───── RECORDS FOR THE EXERCISE ─────

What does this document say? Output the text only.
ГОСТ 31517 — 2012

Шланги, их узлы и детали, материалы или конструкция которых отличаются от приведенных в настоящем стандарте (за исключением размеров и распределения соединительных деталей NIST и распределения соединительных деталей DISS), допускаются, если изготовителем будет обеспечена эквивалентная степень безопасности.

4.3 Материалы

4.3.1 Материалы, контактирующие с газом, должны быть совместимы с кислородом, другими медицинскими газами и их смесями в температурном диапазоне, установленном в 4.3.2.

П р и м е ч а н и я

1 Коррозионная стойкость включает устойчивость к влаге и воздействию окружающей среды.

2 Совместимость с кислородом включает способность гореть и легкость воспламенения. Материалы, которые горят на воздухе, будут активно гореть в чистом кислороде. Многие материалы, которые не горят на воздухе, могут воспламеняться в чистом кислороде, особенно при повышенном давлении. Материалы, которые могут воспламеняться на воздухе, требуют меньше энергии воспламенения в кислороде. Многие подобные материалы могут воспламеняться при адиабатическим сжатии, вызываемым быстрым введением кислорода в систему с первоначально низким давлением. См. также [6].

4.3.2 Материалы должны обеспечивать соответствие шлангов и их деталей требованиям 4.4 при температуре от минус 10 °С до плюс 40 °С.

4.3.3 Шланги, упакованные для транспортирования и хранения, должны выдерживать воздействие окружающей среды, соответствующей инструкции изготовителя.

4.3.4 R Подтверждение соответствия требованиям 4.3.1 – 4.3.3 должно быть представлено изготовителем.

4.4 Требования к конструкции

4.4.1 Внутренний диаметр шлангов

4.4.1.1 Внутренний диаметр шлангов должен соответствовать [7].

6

─────

GOAL OF THE EXERCISE » Go through the records and copy each line with "Шланги" in it.

EXERCISE RESPONSE »
Шланги, их узлы и детали, материалы или конструкция которых отличаются от приведенных в настоящем стандарте (за исключением размеров и распределения соединительных деталей NIST и распределения соединительных деталей DISS), допускаются, если изготовителем будет обеспечена эквивалентная степень безопасности.
4.3.3 Шланги, упакованные для транспортирования и хранения, должны выдерживать воздействие окружающей среды, соответствующей инструкции изготовителя.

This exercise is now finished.